The upshot of the court of appeals’ decision to allow the trial court this kind of latitude is to gut §74.503 and give plaintiffs’ lawyers, in the words of the hospital’s brief, a “roadmap” to convert future medicals that should be paid periodically into up front lump sum payments that will not terminate upon the death of the injured person, as the Legislature intended. It strikes us that another effect of the court of appeals’ decision is to provide access to a much larger amount of “actual” damages than the Legislature meant to grant in §74.503. One might see this strategy as a way to circumvent the cap on non-economic damages and significantly increase settlement values (which the cap and provisions such as §74.503 were meant to rationalize in the first place). In any event, we are pleased that SCOTX has granted review—§74.503 is indispensable to the 2003 reforms and must be properly applied. We look forward to SCOTX’s guidance.

*-*-*

About this task: In the commentary on §74.503, what word from the hospital's brief describes what the court of appeals' decision gives plaintiffs' lawyers?

(Dataset entries)
*-*-*

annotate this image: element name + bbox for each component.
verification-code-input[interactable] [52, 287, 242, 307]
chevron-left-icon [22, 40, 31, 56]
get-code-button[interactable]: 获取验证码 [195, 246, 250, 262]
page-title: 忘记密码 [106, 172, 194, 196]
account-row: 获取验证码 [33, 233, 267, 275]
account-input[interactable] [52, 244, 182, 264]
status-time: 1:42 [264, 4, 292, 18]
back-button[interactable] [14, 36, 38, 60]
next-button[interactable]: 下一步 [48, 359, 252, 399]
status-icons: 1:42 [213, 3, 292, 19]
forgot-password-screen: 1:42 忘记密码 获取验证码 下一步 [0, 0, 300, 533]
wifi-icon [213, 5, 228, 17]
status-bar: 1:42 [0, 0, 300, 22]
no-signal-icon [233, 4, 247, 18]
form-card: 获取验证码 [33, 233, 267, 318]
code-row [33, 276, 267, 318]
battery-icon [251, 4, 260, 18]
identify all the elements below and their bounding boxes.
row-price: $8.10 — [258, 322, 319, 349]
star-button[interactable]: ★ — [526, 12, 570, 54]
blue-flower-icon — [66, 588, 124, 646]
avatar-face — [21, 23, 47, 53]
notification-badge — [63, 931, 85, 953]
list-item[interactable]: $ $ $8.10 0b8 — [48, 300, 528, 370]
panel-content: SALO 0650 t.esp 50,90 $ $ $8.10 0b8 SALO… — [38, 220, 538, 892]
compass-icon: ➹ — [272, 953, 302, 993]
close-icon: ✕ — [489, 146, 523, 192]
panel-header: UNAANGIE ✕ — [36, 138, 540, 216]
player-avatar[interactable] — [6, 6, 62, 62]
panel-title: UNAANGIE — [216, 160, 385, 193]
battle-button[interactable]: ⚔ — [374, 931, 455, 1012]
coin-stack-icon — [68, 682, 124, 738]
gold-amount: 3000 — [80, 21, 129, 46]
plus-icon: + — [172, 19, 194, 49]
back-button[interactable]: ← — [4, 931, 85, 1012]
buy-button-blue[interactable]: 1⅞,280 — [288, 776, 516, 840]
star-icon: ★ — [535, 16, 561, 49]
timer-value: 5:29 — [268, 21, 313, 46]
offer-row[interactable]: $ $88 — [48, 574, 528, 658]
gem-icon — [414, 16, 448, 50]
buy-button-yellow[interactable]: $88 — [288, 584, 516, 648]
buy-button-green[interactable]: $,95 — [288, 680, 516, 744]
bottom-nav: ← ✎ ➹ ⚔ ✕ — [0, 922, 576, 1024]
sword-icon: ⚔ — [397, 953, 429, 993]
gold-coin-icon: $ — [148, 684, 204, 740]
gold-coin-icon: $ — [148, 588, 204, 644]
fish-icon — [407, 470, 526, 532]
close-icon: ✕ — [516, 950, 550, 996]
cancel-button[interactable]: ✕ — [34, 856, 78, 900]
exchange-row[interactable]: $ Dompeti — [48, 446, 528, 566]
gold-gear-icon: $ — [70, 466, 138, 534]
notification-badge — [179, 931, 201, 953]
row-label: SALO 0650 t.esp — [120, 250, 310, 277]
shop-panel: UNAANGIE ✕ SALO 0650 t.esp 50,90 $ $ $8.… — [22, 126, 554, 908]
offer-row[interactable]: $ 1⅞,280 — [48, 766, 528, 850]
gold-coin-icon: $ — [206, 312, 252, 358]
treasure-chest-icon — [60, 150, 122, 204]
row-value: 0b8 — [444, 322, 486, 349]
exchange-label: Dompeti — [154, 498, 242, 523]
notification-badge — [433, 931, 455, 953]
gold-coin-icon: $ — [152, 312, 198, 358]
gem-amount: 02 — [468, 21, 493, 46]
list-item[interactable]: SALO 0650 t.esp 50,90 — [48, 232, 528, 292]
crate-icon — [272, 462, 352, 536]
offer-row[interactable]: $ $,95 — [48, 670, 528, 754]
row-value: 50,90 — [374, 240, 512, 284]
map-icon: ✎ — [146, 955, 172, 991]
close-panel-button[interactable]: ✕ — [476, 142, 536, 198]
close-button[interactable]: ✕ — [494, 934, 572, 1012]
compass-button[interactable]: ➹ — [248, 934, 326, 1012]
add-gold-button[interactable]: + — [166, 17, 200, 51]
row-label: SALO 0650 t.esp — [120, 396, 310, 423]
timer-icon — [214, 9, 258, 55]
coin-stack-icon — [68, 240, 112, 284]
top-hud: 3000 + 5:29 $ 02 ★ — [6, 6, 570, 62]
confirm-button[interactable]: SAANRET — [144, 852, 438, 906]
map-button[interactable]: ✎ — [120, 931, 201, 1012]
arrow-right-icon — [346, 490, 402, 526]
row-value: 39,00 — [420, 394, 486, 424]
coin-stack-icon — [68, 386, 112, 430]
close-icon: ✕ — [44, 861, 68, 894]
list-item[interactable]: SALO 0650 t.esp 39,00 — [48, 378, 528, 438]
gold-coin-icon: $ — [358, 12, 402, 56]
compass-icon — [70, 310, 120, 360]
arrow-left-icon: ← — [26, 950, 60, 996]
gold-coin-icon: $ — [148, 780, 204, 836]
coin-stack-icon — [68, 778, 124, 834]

*-*-*

Answer below: A "roadmap" for converting future medicals that should be paid periodically into up-front lump sum payments.